**Records for the task**
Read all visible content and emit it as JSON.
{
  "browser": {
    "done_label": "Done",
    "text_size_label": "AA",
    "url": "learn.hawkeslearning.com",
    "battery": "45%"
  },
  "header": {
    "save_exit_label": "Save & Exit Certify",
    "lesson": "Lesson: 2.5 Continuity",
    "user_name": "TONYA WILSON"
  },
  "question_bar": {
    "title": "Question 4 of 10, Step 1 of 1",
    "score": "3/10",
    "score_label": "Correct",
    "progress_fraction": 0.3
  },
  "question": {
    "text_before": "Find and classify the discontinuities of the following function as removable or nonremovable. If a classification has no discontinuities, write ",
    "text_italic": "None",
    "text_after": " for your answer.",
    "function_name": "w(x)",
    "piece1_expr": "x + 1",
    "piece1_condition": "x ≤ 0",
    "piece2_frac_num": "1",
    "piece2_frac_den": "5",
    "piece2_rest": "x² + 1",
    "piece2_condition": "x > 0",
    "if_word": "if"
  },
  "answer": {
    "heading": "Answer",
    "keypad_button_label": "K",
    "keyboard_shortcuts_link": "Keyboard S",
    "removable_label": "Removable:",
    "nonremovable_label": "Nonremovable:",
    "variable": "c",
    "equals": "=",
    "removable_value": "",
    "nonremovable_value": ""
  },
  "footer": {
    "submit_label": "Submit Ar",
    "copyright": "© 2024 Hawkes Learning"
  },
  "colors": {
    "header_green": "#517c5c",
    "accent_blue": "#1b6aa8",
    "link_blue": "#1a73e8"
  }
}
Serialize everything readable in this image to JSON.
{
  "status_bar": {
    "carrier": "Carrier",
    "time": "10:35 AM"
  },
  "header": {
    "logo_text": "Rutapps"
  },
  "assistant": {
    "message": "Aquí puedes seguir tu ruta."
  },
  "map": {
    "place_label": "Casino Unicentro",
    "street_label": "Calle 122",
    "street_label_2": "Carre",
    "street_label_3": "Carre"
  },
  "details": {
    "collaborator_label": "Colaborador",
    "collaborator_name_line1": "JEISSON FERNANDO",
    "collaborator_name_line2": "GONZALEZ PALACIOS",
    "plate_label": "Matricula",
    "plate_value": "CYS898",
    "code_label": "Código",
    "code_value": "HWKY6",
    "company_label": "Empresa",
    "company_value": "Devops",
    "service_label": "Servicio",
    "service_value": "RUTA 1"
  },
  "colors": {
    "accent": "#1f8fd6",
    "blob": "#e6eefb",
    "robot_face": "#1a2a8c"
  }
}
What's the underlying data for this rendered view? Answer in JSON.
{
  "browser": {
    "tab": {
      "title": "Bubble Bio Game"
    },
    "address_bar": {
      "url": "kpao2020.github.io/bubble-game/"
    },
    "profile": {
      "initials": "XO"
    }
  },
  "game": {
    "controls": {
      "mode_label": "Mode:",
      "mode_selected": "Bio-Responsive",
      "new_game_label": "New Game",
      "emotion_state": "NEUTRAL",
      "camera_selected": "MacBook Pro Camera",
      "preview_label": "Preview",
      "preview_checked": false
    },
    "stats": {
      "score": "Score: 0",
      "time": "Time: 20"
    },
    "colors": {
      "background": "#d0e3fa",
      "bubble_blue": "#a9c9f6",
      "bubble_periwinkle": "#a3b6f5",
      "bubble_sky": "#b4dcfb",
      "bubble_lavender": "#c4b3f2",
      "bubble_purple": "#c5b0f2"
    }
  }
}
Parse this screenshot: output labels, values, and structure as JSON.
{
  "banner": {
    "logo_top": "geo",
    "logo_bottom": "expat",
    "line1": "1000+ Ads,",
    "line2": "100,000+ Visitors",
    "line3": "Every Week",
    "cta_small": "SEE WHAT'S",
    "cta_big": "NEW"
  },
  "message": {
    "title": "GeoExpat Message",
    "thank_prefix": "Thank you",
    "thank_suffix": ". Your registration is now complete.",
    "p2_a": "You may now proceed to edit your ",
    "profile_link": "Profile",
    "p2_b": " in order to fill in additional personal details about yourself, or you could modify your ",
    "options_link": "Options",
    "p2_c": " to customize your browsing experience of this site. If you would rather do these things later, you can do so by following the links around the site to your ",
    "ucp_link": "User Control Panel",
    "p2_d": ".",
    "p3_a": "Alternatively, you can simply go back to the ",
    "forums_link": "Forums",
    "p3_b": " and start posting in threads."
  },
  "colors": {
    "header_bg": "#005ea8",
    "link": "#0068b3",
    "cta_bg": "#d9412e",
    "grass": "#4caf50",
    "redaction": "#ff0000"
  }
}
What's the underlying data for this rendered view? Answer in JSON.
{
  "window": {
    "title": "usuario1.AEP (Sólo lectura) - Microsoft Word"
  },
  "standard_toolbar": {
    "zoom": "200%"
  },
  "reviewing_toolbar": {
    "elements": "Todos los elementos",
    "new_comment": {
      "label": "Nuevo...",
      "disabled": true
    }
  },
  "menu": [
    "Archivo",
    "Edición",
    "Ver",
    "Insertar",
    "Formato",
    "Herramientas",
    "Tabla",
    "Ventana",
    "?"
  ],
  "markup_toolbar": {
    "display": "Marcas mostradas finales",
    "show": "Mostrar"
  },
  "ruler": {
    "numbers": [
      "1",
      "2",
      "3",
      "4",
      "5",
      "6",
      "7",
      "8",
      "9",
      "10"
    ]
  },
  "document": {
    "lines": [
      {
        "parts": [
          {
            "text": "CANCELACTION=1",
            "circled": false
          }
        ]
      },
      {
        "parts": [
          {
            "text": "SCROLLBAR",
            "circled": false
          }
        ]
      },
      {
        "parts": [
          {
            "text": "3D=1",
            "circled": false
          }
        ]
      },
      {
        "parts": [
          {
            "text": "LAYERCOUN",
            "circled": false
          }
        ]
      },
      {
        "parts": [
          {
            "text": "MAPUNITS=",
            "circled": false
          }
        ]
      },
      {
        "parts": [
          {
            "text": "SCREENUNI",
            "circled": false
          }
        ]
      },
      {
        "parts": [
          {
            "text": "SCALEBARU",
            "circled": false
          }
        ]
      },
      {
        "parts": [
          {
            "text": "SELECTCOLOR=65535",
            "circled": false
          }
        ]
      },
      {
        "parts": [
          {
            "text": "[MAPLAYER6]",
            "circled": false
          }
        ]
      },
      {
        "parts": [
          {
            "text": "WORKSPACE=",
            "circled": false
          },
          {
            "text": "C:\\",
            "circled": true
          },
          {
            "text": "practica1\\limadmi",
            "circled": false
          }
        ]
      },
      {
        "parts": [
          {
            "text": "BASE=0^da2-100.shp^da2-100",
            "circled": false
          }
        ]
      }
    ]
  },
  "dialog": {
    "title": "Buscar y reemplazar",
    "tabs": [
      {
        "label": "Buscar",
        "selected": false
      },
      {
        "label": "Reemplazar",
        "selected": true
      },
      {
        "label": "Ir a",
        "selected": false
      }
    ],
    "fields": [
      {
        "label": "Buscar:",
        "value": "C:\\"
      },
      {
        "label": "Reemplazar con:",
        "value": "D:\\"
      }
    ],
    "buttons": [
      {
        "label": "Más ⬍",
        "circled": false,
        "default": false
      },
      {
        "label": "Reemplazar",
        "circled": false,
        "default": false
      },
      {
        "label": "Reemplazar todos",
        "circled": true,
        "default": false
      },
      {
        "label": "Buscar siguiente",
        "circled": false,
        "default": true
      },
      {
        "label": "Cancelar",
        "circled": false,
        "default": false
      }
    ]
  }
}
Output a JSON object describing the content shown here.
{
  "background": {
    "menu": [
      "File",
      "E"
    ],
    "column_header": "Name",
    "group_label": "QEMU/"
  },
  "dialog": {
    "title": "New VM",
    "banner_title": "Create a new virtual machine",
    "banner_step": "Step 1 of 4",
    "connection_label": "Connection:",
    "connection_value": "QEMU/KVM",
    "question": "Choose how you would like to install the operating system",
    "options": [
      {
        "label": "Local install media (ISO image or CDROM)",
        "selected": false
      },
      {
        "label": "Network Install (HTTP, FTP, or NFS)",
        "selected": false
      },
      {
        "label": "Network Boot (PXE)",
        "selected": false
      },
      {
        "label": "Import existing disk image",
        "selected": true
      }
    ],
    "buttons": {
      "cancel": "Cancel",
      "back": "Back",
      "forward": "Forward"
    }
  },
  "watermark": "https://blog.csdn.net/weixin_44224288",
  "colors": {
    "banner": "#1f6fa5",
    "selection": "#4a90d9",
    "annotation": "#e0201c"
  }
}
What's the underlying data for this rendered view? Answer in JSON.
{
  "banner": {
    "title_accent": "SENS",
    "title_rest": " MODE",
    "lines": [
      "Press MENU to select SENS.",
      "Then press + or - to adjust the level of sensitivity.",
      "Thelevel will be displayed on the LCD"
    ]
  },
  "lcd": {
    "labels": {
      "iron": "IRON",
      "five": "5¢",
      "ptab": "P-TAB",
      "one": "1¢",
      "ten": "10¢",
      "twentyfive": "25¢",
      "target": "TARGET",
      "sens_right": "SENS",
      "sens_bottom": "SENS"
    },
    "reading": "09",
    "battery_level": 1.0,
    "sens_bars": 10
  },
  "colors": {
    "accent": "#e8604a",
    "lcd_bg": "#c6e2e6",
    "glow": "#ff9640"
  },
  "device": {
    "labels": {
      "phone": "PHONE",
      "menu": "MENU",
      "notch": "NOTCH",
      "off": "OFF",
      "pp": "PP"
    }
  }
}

**What is being asked**
In the listing above, count each line that holds the string "would". Give the number only.

**Result**
2